» **Text shown**
^^^^^^^^

The real problem here was Palestine’s unsuccessful effort to find a legal hole through which to pound a political peg.  A court that prosecutes individuals for criminal liability is the last place where one would countenance teleological and expansive notions of jurisdiction.  Those debates belong in political bodies, not in criminal courts.  This was, of course, part of Palestine’s larger campaign to find international institutions that might punch its ticket on the road to statehood, a project that has stalled out at the ICC and elsewhere.

So, what now?  Surely Ocampo’s decision is binding on the Office of the Prosecutor, practically if not legally.  How can a prosecutor undertake this bizarre process of accepting submissions from nearly everyone, posting them on the Internet, hosting salons, and sitting on the question for three years, only to reverse itself later?  If it is to be credible, the OTP cannot reconsider this without further action by a political body such as the United Nations.  And Ocampo’s suggestion that the Assembly of States Parties might also “in due course” or “eventually” address the matter was mentioned following his guidance that all this requires statehood action by the United Nations.  Surely this means that ASP review would only be to implement any action by the U.N.; nothing in the Rome State implies any larger ASP role in statehood matters in any event.

Importantly, any future action toward statehood could only enable Palestine to bring the Court a situation after statehood is determined, since the ICC is unable to take up matters retroactively.  Thus, this is clearly the end of the line for any ICC complaints about the events raised in the PNA’s declaration of 2009.

^^^^^^^^

» **Dataset entries**
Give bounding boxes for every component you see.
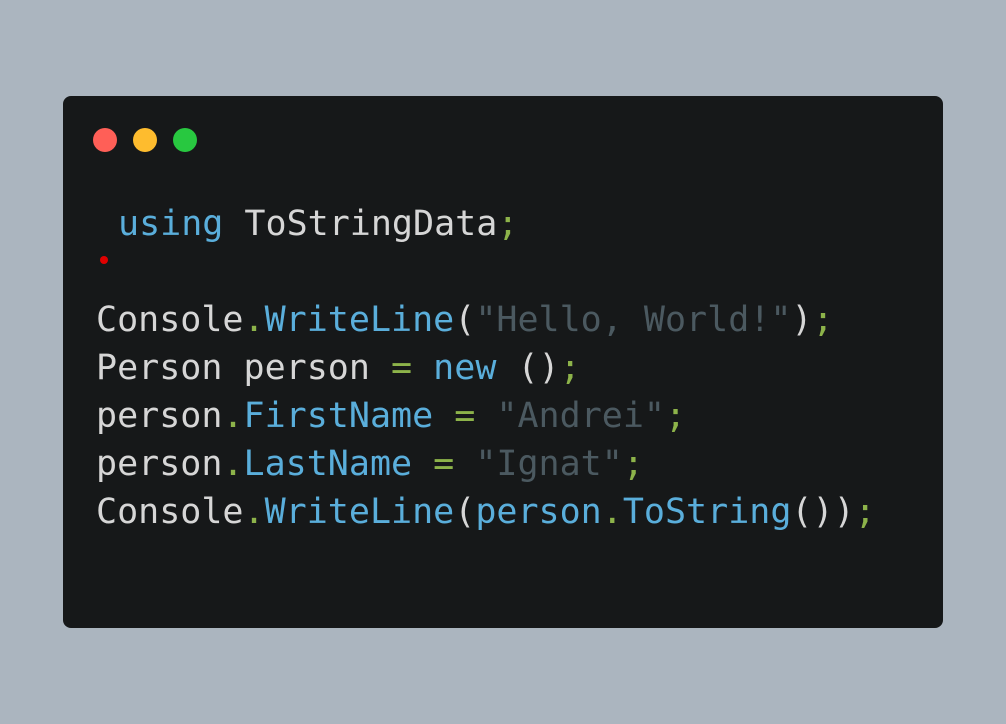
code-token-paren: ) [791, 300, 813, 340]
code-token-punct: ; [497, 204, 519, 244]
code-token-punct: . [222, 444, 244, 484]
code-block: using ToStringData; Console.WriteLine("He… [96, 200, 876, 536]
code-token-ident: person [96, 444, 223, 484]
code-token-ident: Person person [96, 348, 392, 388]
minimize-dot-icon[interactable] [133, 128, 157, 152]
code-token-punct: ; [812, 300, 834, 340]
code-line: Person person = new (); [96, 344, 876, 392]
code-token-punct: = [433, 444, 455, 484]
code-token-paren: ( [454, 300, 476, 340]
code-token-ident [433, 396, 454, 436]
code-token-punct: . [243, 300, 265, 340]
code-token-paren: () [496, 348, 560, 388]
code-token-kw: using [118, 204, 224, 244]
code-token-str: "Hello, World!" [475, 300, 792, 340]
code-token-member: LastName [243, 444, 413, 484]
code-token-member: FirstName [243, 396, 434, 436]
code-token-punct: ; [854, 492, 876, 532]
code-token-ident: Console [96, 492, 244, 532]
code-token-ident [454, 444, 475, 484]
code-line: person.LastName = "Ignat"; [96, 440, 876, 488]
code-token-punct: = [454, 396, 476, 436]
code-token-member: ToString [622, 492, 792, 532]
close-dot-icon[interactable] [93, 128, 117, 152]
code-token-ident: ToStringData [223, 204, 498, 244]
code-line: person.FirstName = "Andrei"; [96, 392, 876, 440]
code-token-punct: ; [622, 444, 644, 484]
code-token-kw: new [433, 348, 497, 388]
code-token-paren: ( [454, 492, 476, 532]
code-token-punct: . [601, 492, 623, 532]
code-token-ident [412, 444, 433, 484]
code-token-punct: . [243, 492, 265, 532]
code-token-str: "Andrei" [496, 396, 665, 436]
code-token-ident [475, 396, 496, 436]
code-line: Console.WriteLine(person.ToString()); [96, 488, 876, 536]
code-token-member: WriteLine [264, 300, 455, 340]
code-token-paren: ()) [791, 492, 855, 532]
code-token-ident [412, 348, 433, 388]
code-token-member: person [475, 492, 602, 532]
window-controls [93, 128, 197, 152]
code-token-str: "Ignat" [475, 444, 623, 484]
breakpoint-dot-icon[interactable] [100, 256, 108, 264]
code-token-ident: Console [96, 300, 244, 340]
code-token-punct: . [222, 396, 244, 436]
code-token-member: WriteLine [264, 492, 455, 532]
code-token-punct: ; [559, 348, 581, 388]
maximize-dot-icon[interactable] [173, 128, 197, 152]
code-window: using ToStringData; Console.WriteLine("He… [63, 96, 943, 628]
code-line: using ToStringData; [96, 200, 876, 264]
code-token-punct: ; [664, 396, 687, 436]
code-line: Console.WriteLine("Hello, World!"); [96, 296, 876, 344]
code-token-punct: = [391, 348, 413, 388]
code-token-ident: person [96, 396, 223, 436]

^^^^^^^^

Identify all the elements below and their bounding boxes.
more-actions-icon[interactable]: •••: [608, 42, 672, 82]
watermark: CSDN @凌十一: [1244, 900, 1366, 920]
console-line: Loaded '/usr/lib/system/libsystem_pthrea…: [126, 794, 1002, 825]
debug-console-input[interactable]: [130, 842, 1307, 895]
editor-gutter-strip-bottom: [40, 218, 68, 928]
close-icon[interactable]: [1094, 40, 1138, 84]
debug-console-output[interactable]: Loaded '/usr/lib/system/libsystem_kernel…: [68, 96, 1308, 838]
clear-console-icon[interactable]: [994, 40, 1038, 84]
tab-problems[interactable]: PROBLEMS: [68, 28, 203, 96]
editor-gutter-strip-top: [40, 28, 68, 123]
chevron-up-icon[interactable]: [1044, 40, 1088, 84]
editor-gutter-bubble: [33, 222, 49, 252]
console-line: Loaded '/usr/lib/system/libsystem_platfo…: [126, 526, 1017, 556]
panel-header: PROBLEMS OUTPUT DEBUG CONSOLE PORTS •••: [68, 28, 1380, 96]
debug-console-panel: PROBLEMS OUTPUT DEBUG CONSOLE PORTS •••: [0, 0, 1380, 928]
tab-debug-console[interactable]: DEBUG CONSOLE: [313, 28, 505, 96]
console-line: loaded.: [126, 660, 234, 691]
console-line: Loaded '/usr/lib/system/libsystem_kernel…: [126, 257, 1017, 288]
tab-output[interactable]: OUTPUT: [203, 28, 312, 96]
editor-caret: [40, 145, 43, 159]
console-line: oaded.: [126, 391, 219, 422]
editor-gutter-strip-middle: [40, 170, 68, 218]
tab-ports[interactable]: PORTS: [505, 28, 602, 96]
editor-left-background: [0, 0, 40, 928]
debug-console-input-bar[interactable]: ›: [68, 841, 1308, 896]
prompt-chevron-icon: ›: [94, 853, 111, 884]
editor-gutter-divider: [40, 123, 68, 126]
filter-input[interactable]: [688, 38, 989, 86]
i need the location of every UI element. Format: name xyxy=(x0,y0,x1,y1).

^^^^^^^^

» **Exercises**
• 1. Retype the passage on Palestine and the ICC between "So, what now?  Surely" and "in any event.", inclusive.
• 2. Repeat the rows between the lines holding "Identify all the" and "debug-console-input[interactable]: [130, 842, 1307, 895]", inclusive.

» **Results of the exercise**
• 1.
So, what now?  Surely Ocampo’s decision is binding on the Office of the Prosecutor, practically if not legally.  How can a prosecutor undertake this bizarre process of accepting submissions from nearly everyone, posting them on the Internet, hosting salons, and sitting on the question for three years, only to reverse itself later?  If it is to be credible, the OTP cannot reconsider this without further action by a political body such as the United Nations.  And Ocampo’s suggestion that the Assembly of States Parties might also “in due course” or “eventually” address the matter was mentioned following his guidance that all this requires statehood action by the United Nations.  Surely this means that ASP review would only be to implement any action by the U.N.; nothing in the Rome State implies any larger ASP role in statehood matters in any event.

• 2.
Identify all the elements below and their bounding boxes.
more-actions-icon[interactable]: •••: [608, 42, 672, 82]
watermark: CSDN @凌十一: [1244, 900, 1366, 920]
console-line: Loaded '/usr/lib/system/libsystem_pthrea…: [126, 794, 1002, 825]
debug-console-input[interactable]: [130, 842, 1307, 895]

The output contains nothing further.